• WHAT IS NEEDED: Say only how many lines contain the word "System".

Dataset items

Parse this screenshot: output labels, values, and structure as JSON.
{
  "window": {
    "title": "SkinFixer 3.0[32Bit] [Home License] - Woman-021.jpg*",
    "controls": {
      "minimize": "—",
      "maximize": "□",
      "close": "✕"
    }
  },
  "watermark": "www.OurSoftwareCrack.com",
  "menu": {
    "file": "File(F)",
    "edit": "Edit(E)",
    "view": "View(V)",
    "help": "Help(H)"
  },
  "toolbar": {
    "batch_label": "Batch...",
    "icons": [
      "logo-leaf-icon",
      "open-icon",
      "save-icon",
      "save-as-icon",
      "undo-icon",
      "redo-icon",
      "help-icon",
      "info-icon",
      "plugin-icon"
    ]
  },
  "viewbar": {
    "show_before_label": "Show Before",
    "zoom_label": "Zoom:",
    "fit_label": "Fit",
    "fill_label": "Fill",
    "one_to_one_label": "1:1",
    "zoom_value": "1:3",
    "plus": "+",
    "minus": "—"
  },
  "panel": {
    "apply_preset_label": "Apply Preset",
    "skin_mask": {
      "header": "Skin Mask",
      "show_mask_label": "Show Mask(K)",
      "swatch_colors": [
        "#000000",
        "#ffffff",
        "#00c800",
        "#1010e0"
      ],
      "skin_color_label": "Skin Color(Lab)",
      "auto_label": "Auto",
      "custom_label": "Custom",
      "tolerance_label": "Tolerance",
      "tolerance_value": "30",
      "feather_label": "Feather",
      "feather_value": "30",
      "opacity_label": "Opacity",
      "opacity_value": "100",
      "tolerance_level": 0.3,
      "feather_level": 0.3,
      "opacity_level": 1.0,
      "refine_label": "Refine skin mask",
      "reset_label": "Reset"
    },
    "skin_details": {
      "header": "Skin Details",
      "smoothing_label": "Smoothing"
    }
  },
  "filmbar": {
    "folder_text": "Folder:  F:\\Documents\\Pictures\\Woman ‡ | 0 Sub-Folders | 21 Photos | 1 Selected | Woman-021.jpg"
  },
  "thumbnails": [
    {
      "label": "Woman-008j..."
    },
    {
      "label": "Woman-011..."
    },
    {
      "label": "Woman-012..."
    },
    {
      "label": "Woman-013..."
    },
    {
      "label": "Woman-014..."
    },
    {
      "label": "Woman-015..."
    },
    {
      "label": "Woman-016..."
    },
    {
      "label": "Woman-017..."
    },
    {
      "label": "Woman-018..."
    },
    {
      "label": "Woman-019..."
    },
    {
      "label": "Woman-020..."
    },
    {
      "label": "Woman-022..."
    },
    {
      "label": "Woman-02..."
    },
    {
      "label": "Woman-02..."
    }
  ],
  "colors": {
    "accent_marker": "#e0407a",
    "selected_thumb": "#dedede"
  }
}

---

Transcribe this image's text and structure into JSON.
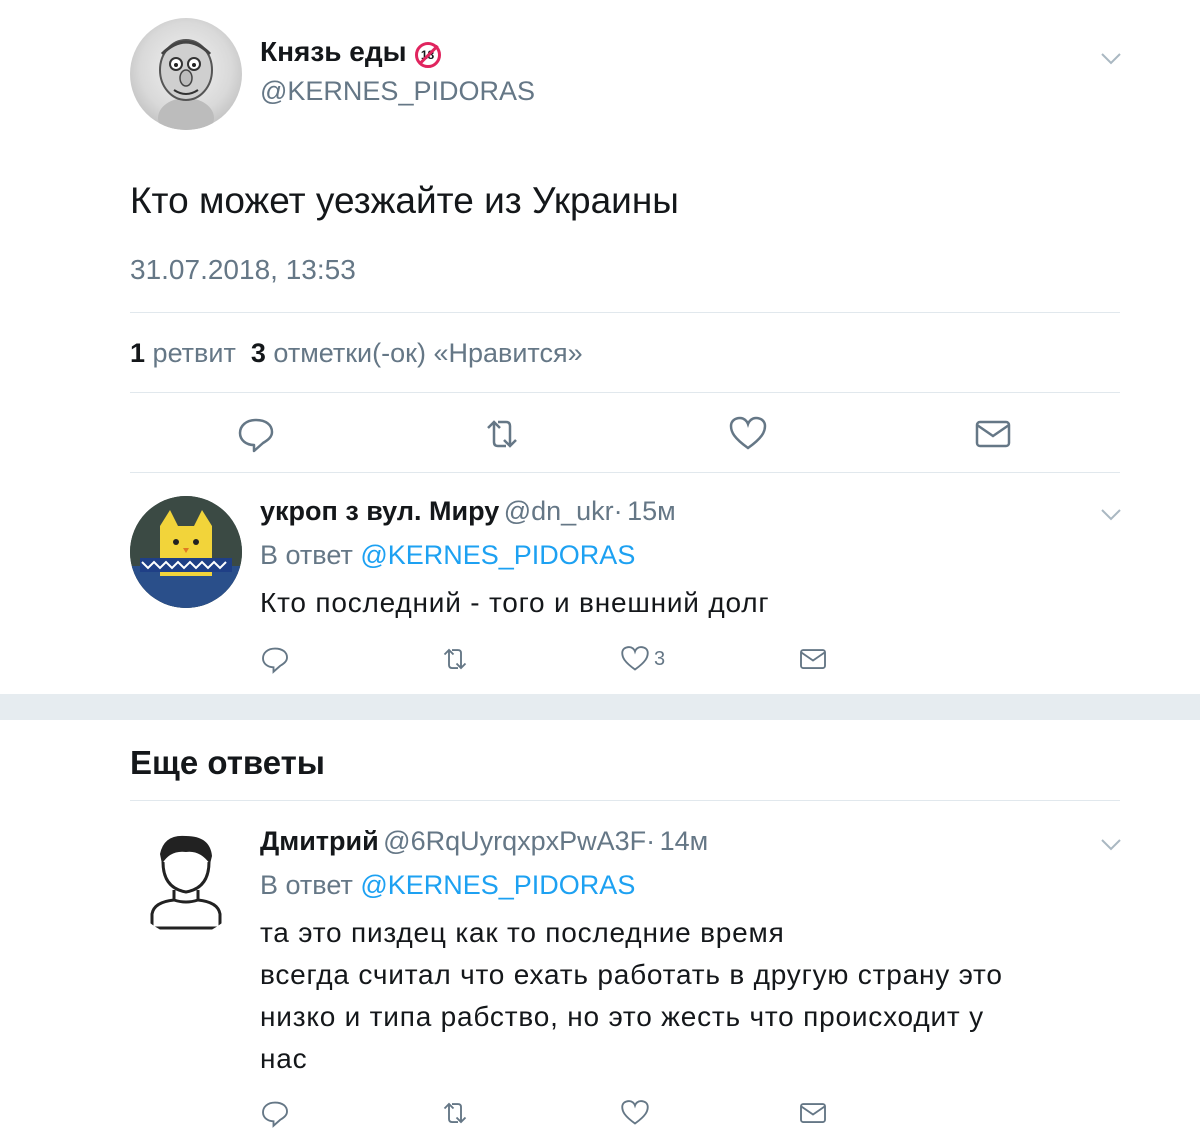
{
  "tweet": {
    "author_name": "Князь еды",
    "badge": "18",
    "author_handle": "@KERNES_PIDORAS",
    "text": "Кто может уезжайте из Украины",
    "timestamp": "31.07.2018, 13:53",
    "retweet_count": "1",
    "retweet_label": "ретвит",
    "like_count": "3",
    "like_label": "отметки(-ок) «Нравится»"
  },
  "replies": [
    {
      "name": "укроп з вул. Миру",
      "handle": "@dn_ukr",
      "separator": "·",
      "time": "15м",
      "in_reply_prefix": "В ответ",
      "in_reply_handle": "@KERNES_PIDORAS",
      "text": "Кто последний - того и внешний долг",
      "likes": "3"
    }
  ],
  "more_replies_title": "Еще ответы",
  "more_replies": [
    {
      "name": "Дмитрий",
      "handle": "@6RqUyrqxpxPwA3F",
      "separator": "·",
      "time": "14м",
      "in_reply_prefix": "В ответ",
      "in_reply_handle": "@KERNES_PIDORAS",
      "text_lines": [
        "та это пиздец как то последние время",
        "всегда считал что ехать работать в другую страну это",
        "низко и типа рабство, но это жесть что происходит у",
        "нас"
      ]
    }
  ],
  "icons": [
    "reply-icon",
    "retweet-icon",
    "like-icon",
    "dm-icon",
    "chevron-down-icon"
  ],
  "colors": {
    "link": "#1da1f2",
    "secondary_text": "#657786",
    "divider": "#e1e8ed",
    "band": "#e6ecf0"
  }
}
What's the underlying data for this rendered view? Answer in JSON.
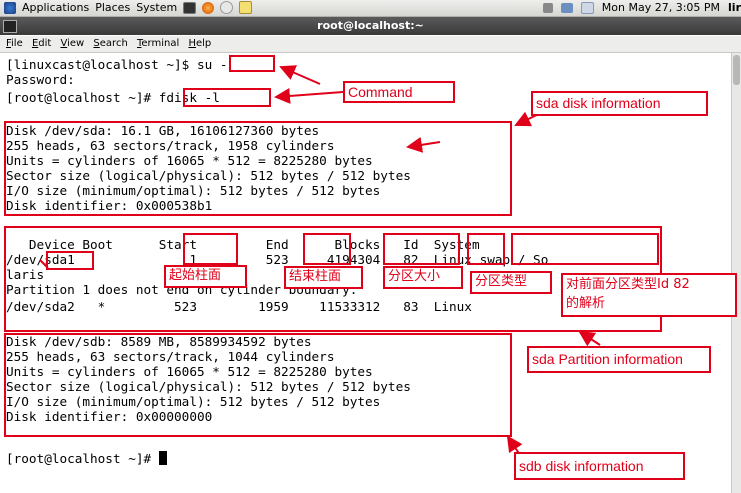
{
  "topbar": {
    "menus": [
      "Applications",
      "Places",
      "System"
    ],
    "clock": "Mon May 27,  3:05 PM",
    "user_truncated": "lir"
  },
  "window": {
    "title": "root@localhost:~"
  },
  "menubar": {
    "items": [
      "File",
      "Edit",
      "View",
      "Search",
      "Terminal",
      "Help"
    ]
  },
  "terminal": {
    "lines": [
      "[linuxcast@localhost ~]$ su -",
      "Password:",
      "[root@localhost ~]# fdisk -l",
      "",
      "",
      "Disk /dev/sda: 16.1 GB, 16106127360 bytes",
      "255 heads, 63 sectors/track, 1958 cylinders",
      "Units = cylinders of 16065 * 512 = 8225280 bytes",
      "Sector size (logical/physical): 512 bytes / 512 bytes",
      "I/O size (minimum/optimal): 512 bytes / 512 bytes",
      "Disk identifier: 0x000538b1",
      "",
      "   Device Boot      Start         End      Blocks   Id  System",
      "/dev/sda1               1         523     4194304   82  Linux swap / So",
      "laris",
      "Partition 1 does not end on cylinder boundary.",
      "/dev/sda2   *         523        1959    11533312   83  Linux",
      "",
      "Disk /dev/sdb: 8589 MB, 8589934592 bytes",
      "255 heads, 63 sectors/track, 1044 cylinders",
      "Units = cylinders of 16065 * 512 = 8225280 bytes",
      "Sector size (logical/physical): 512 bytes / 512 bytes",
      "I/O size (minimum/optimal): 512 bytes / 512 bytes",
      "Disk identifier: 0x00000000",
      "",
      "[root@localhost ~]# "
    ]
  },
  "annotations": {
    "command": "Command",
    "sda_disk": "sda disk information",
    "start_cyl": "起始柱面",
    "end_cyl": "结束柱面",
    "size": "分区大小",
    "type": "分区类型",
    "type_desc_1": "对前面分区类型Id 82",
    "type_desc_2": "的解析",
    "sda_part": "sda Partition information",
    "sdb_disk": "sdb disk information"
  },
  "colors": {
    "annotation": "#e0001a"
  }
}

• REPLY: 2